> _Required task_
Answer these questions from the flagpole escape post below:
1. About how far from the building would each flagpole stand?
2. How are the poles reached for flying flags?
3. According to the comment at the end, how often would the poles need to be attached to the structure?

> _Document_
Consider New York City's former twin World Trade Center towers. Now imagine that each tower was closely surrounded by a number of regularly spaced flagpoles (10 meter intervals perhaps), all about 3 meters from the building itself. These 111+floor-high concrete-filled steel flagpoles are of course attached at the ground and at the top of the building, and some other attachment points may be needed, also (but maybe not). Note that I specified that the poles are taller than the 110-floor buiding; you access them for flag-flying from the roof, using a portable cantilevered catwalk.

In case of fire, and of course for fire drills, you jump out an appropriate window, catch a pole (only 3 meters or 10 feet away), and slide to the ground. Humans who don't believe they have enough ape in their ancestry are welcome to escape some other way -- perhaps a 110-floor spiral slide -- along with, of course, various other challenged types, like toddlers.

A big building is going to have a lot of these poles, so a lot of people can be easily accommodated, not to mention multiple people per pole. Even if a bunch are snapped by some disaster like a colliding jet, many poles will remain.

Vernon, May 19 2004

Jump Elevator http://www.halfbake...dea/Jump_20Elevator
NOT the inspiration for this Idea. [Vernon, Oct 04 2004]

A tall building with a bunch of flagpoles http://www.micahmor...ges/un_building.jpg
Too bad these are neither close enough nor tall enough.... [Vernon, Oct 04 2004, last modified Oct 31 2007]

[link]






       The poles would have to be attached to the structure every 100m or so - with out being attached, they will become long pieces of flexable wire - when someone jumps on to the pole from the middle floors the pole will bend dramatically away from the building, causing others jumpers to miss their mark (messy!).   

       Other than that, + for adding a challenge to fire drills!

> _Information shown_
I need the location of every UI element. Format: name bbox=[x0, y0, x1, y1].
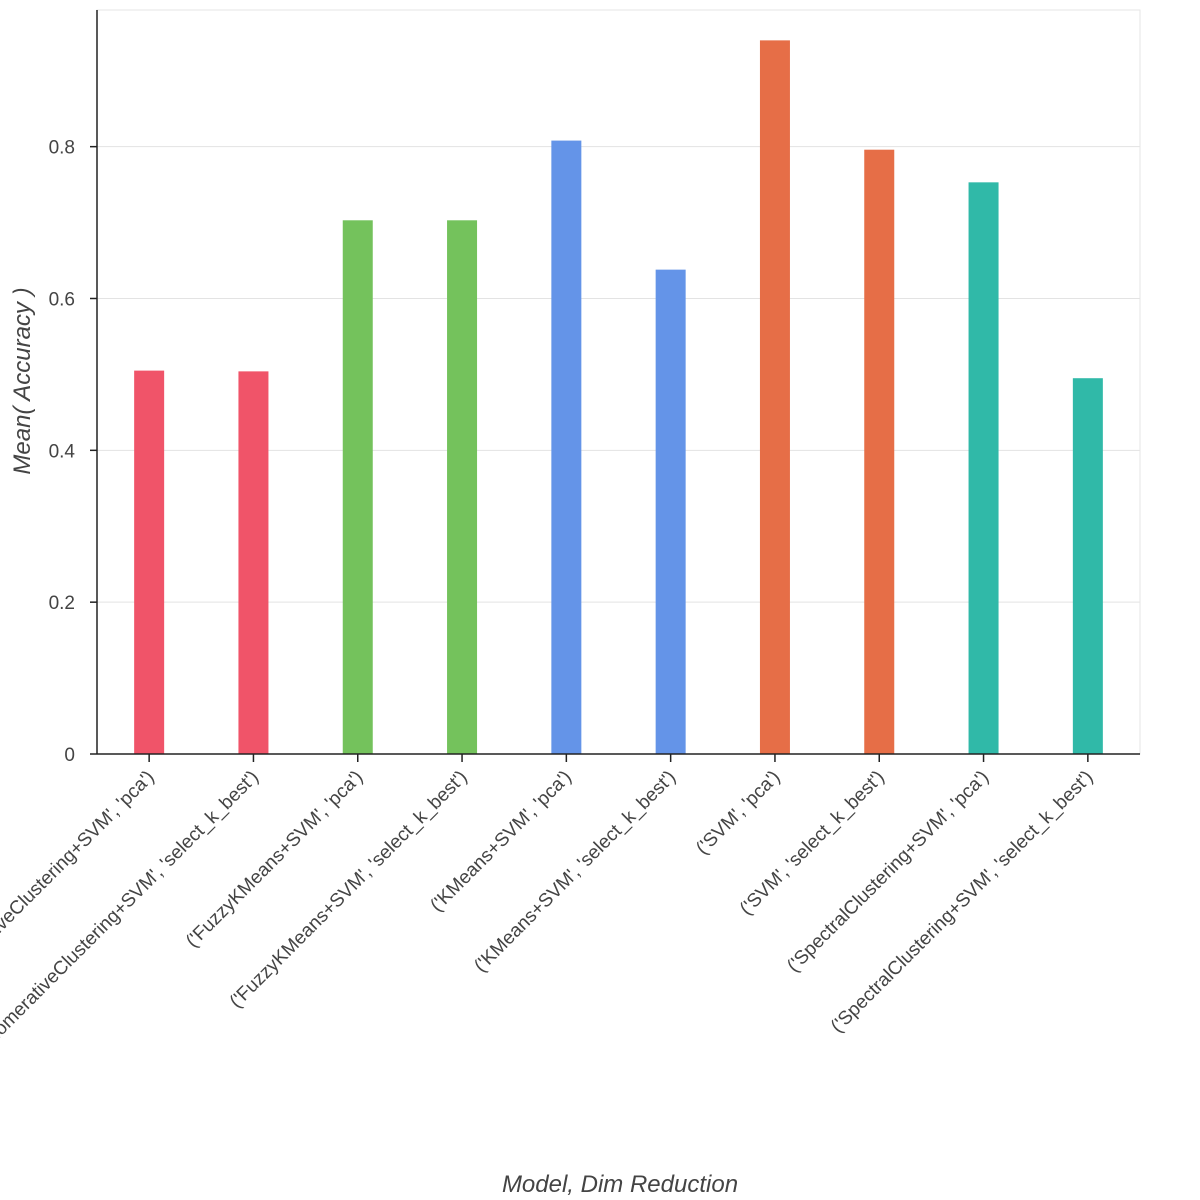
bar bbox=[447, 220, 478, 754]
y-axis-ticks: 0 0.2 0.4 0.6 0.8 bbox=[49, 138, 97, 766]
bar bbox=[864, 149, 895, 754]
bar bbox=[968, 182, 999, 754]
grid-lines bbox=[97, 146, 1140, 603]
bars bbox=[134, 40, 1103, 754]
y-tick-label: 0.6 bbox=[49, 289, 75, 310]
y-tick-label: 0 bbox=[64, 745, 75, 766]
bar bbox=[238, 371, 269, 754]
x-axis-title: Model, Dim Reduction bbox=[502, 1171, 738, 1198]
bar bbox=[759, 40, 790, 754]
y-axis-title: Mean( Accuracy ) bbox=[9, 287, 36, 474]
bar bbox=[1072, 378, 1103, 754]
bar bbox=[655, 269, 686, 754]
y-tick-label: 0.8 bbox=[49, 138, 75, 159]
bar bbox=[342, 220, 373, 754]
bar bbox=[551, 140, 582, 754]
y-tick-label: 0.2 bbox=[49, 593, 75, 614]
y-tick-label: 0.4 bbox=[49, 441, 76, 462]
bar bbox=[134, 370, 165, 754]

> _Correct result_
1. About 3 meters (10 feet).
2. From the roof, using a portable cantilevered catwalk.
3. Every 100 m or so.